The answer to the question of why the Church stands by the indissolubility, or permanence, of the marriage bond lies in the Cross. Christ came to redeem marriage, to restore its original dignity, and to enliven it through the gift of sacramental grace. “By coming to restore the original order of creation disturbed by sin, he himself gives the strength and grace to live marriage in the new dimension of the Reign of God. It is by following Christ, renouncing themselves, and taking up their crosses that spouses will be able to ‘receive’ the original meaning of marriage and live it with the help of Christ. The grace of Christian marriage is a fruit of Christ’s cross, the source of all Christian life.” (CCC 1646)

The bond of marriage is sealed by God himself, as the covenant between the spouses is integrated into God’s covenant with man. This participation in God’s life is what secures sacramental marriages, for “authentic married love is caught up into divine love.” (CCC 1639) God’s fidelity is what guarantees the bond created in marriage, all the way until death parts the spouses.

Christ is the source of this grace within marriage; he dwells with them, gives them the strength to follow him, helps them bear one another’s burdens, and models the supernatural, tender love which they are able to give to the other.

How can spouses live their vows more ardently, so as to participate more fully in the life God wants to share with them and make known his love more profoundly in the world?

Sacramental marriage requires a deeply personal unity between spouses.

  • Commit to common Scripture or other spiritual reading; create a ritual over which you can discuss where God is speaking to you in it.

  • Set aside 15 minutes each day for uninterrupted, screen free conversation.

  • Cultivate spiritual intimacy by making it a habit to pray for your spouse every day.

  • Take Arthur Brooks’ marriage advice: have fun together, make lots of eye contact, always be touching, and read aloud to one another.

Sacramental marriage requires fidelity.

  • Search the Scriptures for passages that reveal the Good News of the definitive and irrevocable love you are loved with. You can start by listening for this theme each week at Mass.

  • Meet your spouses’ imperfections with patience and generous help. Sacramental marriage creates a bond in which we can be guaranteed to be received with love by our spouses.

  • Commit to small sacrifices and acts of service without counting the cost or looking for the same to be given in return.

  • Read (at least twice) St. Mother Teresa’s letter to her sisters from 1993 - once for yourself and once pondering the love God has for your spouse. Not only does Jesus love you, “but even more - he longs for you… Only believe - you are precious to him.”

Sacramental marriage requires an openness to fertility.
* * * * * * *
--- Required action A ---
In the passage on sacramental marriage, what guarantees the marriage bond until death parts the spouses?
--- Required action B ---
Reproduce the stretch of the passage on sacramental marriage from "Sacramental marriage requires a deeply" through "to you in it.".
Use only the passage on sacramental marriage.

--- Entries provided ---
* * * * * * *
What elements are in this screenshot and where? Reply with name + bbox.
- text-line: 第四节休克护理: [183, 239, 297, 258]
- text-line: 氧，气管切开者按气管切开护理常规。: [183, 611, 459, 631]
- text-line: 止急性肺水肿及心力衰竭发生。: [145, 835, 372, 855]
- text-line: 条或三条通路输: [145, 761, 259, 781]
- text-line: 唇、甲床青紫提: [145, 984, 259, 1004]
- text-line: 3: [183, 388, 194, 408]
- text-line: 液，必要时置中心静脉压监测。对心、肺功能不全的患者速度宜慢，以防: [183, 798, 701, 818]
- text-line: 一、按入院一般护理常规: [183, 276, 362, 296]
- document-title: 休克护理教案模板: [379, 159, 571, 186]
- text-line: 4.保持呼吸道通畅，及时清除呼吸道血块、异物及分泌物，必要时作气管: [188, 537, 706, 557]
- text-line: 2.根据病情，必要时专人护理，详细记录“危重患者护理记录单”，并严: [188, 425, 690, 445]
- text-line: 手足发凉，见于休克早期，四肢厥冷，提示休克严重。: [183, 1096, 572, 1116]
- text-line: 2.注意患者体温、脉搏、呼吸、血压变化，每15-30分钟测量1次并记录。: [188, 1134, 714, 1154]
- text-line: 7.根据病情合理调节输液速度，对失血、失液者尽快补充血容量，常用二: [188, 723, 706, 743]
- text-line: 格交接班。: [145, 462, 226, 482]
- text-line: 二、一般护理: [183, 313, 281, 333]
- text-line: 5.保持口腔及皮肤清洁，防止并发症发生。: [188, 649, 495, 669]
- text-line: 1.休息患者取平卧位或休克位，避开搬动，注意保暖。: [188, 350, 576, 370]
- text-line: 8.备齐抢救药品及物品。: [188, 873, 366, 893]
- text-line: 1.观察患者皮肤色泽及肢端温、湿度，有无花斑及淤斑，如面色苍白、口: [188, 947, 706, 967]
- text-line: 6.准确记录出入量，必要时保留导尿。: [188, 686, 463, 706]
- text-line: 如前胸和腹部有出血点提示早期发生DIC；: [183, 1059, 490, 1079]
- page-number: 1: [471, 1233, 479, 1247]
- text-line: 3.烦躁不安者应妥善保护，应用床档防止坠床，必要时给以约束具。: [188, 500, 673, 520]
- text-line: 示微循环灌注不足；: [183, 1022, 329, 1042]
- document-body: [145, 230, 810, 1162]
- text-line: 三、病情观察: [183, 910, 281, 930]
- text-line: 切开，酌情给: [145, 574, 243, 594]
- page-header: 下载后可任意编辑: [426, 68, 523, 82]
* * * * * * *
--- Response box A ---
God's fidelity guarantees it.

--- Response box B ---
Sacramental marriage requires a deeply personal unity between spouses.

  • Commit to common Scripture or other spiritual reading; create a ritual over which you can discuss where God is speaking to you in it.